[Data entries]
----------

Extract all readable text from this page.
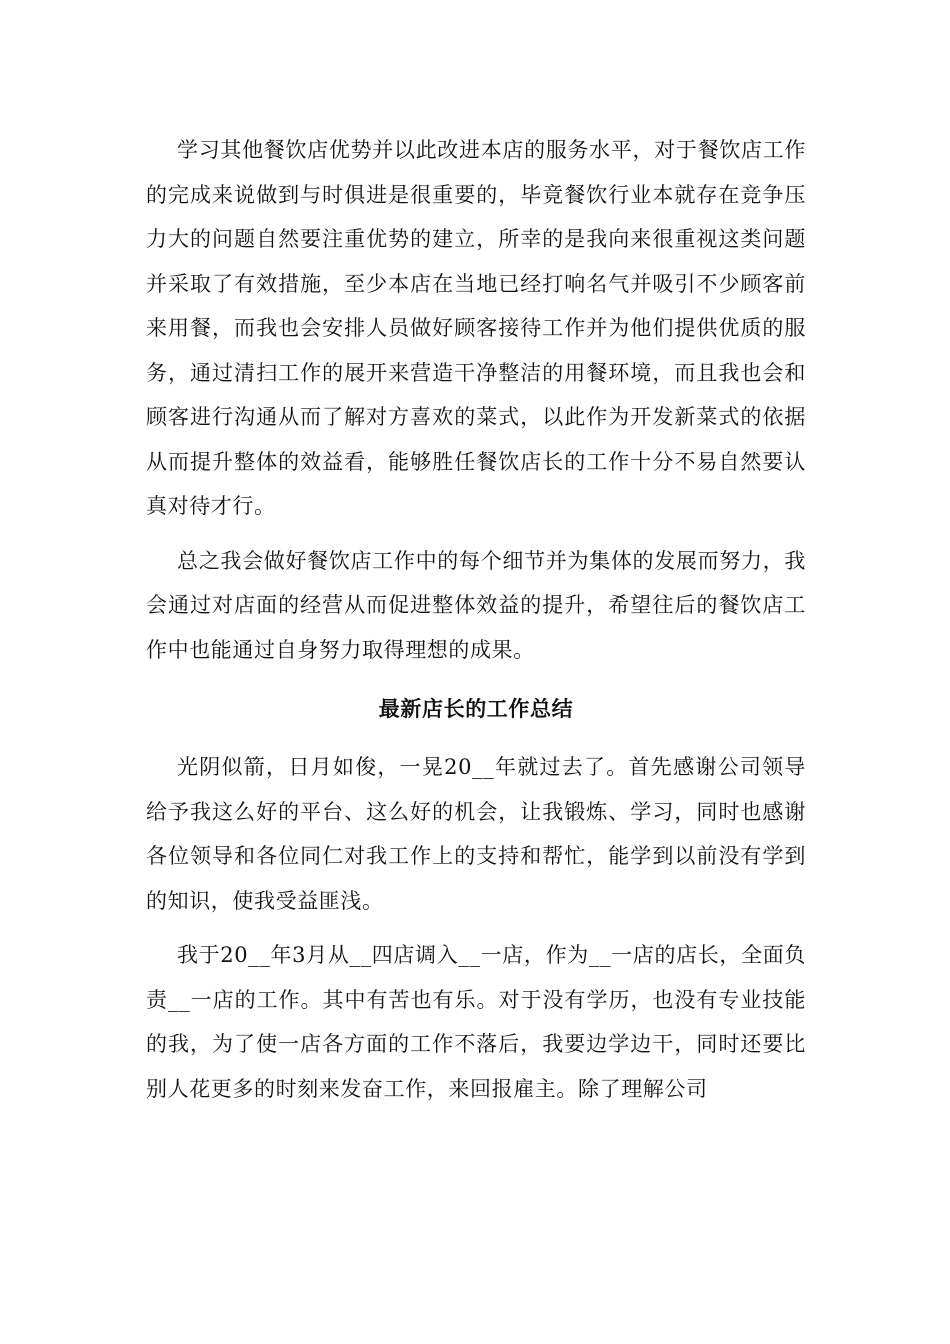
学习其他餐饮店优势并以此改进本店的服务水平，对于餐饮店工作的完成来说做到与时俱进是很重要的，毕竟餐饮行业本就存在竞争压力大的问题自然要注重优势的建立，所幸的是我向来很重视这类问题并采取了有效措施，至少本店在当地已经打响名气并吸引不少顾客前来用餐，而我也会安排人员做好顾客接待工作并为他们提供优质的服务，通过清扫工作的展开来营造干净整洁的用餐环境，而且我也会和顾客进行沟通从而了解对方喜欢的菜式，以此作为开发新菜式的依据从而提升整体的效益看，能够胜任餐饮店长的工作十分不易自然要认真对待才行。

总之我会做好餐饮店工作中的每个细节并为集体的发展而努力，我会通过对店面的经营从而促进整体效益的提升，希望往后的餐饮店工作中也能通过自身努力取得理想的成果。

最新店长的工作总结

光阴似箭，日月如俊，一晃20__年就过去了。首先感谢公司领导给予我这么好的平台、这么好的机会，让我锻炼、学习，同时也感谢各位领导和各位同仁对我工作上的支持和帮忙，能学到以前没有学到的知识，使我受益匪浅。

我于20__年3月从__四店调入__一店，作为__一店的店长，全面负责__一店的工作。其中有苦也有乐。对于没有学历，也没有专业技能的我，为了使一店各方面的工作不落后，我要边学边干，同时还要比别人花更多的时刻来发奋工作，来回报雇主。除了理解公司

----------

- _Task to complete_:
Return the material exactly as given, apart from the pictures.

- _Written reply_:
Extract all readable text from this page.
学习其他餐饮店优势并以此改进本店的服务水平，对于餐饮店工作的完成来说做到与时俱进是很重要的，毕竟餐饮行业本就存在竞争压力大的问题自然要注重优势的建立，所幸的是我向来很重视这类问题并采取了有效措施，至少本店在当地已经打响名气并吸引不少顾客前来用餐，而我也会安排人员做好顾客接待工作并为他们提供优质的服务，通过清扫工作的展开来营造干净整洁的用餐环境，而且我也会和顾客进行沟通从而了解对方喜欢的菜式，以此作为开发新菜式的依据从而提升整体的效益看，能够胜任餐饮店长的工作十分不易自然要认真对待才行。

总之我会做好餐饮店工作中的每个细节并为集体的发展而努力，我会通过对店面的经营从而促进整体效益的提升，希望往后的餐饮店工作中也能通过自身努力取得理想的成果。

最新店长的工作总结

光阴似箭，日月如俊，一晃20__年就过去了。首先感谢公司领导给予我这么好的平台、这么好的机会，让我锻炼、学习，同时也感谢各位领导和各位同仁对我工作上的支持和帮忙，能学到以前没有学到的知识，使我受益匪浅。

我于20__年3月从__四店调入__一店，作为__一店的店长，全面负责__一店的工作。其中有苦也有乐。对于没有学历，也没有专业技能的我，为了使一店各方面的工作不落后，我要边学边干，同时还要比别人花更多的时刻来发奋工作，来回报雇主。除了理解公司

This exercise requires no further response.